Objective
Where a line contains the word "type", copy that line.

[Figure record listings]
..........

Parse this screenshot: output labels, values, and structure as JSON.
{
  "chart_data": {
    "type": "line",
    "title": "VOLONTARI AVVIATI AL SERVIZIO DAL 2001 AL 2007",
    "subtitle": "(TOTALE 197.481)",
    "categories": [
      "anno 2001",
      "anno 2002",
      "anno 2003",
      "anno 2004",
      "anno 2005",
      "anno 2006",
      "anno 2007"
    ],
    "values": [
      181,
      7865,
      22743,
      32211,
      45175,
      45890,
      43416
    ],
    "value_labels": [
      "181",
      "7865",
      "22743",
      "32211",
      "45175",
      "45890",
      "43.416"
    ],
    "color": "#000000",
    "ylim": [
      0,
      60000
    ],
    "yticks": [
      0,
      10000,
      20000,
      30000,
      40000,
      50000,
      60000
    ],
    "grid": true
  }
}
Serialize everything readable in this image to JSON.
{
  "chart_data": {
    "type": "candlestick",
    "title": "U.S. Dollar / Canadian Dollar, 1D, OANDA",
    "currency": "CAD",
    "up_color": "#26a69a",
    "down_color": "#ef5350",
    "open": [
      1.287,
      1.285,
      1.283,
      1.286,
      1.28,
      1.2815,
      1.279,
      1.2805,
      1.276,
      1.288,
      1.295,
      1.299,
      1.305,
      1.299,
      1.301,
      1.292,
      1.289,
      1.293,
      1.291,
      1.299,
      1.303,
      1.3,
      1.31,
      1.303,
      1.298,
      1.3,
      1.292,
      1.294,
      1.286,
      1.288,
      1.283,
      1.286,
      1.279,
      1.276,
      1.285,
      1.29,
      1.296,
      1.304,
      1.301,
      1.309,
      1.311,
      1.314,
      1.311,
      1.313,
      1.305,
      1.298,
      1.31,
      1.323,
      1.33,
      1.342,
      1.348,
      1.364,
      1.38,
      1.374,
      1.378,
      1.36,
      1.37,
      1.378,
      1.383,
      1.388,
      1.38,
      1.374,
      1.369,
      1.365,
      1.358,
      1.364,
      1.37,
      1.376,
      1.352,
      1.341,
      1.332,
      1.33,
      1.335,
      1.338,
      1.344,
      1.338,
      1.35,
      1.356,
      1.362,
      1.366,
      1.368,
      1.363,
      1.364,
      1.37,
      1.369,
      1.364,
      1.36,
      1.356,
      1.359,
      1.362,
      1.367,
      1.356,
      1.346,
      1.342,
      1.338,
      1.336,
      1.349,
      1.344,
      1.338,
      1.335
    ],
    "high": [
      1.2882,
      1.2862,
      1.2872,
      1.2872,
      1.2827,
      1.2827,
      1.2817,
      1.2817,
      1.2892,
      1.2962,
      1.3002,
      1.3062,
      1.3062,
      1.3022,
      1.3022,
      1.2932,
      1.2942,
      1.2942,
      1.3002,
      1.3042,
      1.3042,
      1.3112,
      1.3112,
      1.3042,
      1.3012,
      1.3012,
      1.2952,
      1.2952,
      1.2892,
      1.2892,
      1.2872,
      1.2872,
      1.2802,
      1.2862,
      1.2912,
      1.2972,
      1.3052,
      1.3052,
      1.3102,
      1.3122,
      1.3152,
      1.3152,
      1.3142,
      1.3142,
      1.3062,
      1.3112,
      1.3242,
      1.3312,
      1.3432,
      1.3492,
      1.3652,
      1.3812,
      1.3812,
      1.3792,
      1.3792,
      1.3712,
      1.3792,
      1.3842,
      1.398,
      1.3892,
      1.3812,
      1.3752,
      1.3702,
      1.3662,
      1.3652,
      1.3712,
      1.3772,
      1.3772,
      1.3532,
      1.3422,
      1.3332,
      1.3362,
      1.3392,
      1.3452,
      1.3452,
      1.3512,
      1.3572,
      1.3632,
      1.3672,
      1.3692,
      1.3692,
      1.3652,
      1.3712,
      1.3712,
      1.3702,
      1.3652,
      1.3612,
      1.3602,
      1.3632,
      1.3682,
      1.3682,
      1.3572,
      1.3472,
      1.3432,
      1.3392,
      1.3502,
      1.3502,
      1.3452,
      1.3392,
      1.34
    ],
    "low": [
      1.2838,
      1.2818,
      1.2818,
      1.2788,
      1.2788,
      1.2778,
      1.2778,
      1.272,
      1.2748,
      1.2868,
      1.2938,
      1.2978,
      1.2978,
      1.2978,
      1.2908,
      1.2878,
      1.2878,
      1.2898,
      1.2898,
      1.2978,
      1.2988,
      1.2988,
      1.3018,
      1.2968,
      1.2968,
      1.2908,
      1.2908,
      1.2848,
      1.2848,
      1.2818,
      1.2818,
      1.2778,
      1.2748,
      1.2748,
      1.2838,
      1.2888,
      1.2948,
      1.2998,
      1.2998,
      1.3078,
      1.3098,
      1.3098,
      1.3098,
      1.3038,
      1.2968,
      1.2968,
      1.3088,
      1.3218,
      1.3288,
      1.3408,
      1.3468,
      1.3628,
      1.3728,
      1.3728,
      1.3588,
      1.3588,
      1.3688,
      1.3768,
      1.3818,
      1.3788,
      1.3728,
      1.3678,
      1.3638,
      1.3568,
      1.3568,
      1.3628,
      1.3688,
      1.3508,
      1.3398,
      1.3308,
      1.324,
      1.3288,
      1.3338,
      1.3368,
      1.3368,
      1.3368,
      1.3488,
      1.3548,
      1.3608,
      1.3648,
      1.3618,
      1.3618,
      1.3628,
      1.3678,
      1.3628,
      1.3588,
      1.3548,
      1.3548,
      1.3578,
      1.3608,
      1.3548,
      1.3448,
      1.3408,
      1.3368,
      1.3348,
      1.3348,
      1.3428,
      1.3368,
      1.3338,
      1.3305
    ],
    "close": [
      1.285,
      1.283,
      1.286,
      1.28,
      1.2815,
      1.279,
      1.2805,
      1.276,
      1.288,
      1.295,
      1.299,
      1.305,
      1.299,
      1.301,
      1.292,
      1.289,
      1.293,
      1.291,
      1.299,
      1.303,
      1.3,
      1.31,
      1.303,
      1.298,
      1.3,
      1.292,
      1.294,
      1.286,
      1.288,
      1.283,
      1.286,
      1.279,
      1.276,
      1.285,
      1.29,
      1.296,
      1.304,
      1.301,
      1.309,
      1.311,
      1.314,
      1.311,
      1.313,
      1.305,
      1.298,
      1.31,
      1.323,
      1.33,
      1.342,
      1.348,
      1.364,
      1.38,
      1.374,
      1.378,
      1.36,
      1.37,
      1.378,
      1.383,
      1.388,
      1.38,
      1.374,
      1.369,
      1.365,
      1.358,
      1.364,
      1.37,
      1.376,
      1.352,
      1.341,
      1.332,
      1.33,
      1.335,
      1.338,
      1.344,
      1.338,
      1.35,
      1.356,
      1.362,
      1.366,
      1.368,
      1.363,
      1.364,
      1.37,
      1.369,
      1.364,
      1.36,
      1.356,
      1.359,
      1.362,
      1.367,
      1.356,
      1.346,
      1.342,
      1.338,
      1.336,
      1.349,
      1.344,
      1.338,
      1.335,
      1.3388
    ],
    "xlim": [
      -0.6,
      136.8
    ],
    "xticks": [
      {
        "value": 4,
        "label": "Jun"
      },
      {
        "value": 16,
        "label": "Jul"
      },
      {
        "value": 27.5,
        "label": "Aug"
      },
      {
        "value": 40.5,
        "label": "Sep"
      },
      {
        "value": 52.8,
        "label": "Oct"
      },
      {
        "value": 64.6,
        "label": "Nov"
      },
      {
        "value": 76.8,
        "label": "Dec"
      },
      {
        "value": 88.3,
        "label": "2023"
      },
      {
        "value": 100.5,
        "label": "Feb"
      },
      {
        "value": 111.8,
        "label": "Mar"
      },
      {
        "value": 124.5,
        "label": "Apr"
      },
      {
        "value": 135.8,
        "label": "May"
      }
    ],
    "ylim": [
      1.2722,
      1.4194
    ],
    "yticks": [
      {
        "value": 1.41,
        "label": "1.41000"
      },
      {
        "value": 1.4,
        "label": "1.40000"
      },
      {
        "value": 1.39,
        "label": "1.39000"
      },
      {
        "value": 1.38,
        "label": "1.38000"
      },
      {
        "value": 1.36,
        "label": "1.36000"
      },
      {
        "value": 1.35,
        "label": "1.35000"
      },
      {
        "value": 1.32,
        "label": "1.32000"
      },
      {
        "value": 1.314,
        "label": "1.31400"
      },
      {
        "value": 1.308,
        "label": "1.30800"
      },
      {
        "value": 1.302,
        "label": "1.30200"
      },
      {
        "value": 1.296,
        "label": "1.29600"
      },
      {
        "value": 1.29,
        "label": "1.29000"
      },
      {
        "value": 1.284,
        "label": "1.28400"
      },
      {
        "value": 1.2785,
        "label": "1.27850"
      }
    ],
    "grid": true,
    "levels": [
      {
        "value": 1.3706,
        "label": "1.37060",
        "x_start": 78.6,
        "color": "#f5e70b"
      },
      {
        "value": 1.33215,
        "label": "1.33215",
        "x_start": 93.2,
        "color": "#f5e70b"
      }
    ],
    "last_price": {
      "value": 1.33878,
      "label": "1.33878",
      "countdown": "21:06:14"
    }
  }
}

..........

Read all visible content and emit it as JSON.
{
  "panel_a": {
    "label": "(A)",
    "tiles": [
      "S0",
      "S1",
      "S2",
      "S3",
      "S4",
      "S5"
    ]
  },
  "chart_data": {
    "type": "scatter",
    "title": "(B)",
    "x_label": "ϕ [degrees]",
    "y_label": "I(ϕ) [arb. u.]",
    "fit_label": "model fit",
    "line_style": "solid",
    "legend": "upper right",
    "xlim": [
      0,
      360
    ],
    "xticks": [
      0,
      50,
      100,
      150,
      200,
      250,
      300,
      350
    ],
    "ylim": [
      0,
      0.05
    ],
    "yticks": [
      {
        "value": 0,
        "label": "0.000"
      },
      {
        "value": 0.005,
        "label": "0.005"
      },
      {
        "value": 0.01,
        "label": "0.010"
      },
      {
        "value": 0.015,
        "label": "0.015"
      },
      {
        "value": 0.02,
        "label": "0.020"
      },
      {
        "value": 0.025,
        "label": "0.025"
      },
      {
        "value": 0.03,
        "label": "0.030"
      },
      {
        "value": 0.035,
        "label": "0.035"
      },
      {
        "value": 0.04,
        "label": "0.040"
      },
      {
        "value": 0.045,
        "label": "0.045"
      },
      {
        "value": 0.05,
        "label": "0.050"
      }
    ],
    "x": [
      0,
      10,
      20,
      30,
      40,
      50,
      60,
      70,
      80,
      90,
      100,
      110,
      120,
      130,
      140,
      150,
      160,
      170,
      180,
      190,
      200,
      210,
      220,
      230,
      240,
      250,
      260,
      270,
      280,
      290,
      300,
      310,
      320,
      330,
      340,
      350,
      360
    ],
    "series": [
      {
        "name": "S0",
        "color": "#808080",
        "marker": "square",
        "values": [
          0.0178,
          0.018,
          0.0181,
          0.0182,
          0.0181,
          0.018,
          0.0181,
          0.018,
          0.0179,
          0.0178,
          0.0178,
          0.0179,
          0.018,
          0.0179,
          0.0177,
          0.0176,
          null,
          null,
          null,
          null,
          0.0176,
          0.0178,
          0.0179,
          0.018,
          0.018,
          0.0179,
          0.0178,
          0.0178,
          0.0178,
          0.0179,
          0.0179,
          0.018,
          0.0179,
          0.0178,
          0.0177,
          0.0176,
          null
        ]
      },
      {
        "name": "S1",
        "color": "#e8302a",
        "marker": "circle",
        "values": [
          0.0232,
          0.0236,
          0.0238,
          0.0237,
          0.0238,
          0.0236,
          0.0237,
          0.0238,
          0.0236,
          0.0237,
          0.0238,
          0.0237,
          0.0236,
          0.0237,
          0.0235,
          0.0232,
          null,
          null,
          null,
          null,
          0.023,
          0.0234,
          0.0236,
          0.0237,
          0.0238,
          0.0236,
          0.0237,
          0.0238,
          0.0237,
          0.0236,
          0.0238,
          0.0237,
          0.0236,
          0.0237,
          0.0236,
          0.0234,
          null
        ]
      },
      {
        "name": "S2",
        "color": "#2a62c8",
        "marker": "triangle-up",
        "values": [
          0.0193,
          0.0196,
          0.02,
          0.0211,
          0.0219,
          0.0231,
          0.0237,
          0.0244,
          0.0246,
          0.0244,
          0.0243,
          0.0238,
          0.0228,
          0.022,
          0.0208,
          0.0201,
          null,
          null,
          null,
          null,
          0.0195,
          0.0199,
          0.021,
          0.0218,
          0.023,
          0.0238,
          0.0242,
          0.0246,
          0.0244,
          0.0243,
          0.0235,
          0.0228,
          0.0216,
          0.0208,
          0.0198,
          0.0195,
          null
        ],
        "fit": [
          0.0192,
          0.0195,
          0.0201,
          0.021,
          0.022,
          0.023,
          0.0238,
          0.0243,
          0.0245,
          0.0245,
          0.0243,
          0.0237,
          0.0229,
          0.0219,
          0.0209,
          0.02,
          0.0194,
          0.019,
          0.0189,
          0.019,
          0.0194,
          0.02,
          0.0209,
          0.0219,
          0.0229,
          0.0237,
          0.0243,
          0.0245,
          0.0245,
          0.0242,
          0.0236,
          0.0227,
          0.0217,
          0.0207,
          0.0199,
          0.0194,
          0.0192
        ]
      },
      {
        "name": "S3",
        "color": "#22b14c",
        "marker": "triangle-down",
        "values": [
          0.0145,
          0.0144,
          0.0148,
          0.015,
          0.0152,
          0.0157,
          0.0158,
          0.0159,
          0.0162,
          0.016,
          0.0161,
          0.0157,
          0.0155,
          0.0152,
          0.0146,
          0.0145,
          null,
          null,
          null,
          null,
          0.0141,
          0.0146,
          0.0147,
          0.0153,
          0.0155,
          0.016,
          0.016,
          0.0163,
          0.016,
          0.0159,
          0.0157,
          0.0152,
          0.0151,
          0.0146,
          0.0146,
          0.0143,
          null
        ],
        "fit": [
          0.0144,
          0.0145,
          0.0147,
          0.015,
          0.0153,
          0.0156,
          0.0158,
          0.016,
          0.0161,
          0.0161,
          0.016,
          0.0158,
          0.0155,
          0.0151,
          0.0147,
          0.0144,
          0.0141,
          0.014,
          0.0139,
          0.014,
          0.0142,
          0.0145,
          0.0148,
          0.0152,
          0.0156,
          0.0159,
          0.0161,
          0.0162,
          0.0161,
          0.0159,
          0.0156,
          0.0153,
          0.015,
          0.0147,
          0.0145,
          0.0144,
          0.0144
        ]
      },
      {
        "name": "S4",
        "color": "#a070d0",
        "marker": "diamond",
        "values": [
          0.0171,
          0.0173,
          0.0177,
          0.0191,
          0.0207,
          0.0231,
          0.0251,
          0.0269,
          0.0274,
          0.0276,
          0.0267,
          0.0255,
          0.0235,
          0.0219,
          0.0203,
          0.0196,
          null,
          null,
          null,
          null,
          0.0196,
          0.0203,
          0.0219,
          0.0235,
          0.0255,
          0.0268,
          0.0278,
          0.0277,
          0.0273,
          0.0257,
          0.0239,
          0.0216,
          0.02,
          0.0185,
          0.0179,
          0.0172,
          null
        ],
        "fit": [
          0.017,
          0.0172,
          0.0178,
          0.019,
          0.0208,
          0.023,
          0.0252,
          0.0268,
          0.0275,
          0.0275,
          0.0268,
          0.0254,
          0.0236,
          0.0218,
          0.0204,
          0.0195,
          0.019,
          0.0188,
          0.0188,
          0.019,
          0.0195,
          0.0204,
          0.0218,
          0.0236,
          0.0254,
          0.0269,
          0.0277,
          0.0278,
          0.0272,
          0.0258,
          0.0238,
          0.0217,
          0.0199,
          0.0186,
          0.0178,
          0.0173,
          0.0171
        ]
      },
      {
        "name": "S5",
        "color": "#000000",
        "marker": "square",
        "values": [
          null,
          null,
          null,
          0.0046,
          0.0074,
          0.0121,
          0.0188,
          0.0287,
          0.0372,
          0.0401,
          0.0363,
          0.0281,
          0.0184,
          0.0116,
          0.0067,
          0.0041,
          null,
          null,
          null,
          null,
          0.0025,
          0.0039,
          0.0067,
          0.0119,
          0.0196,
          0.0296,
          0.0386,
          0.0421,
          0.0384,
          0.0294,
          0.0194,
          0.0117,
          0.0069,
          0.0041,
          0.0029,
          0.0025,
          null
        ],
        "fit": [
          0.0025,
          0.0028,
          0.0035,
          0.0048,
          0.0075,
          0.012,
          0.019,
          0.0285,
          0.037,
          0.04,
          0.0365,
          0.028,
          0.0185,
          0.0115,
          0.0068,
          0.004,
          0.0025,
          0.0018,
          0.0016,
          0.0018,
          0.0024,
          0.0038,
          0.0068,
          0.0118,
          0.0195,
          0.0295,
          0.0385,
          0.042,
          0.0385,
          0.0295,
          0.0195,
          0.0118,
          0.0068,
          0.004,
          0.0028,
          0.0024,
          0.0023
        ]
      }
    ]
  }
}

..........

Response for this exercise
    "type": "line",
    "type": "candlestick",
    "type": "scatter",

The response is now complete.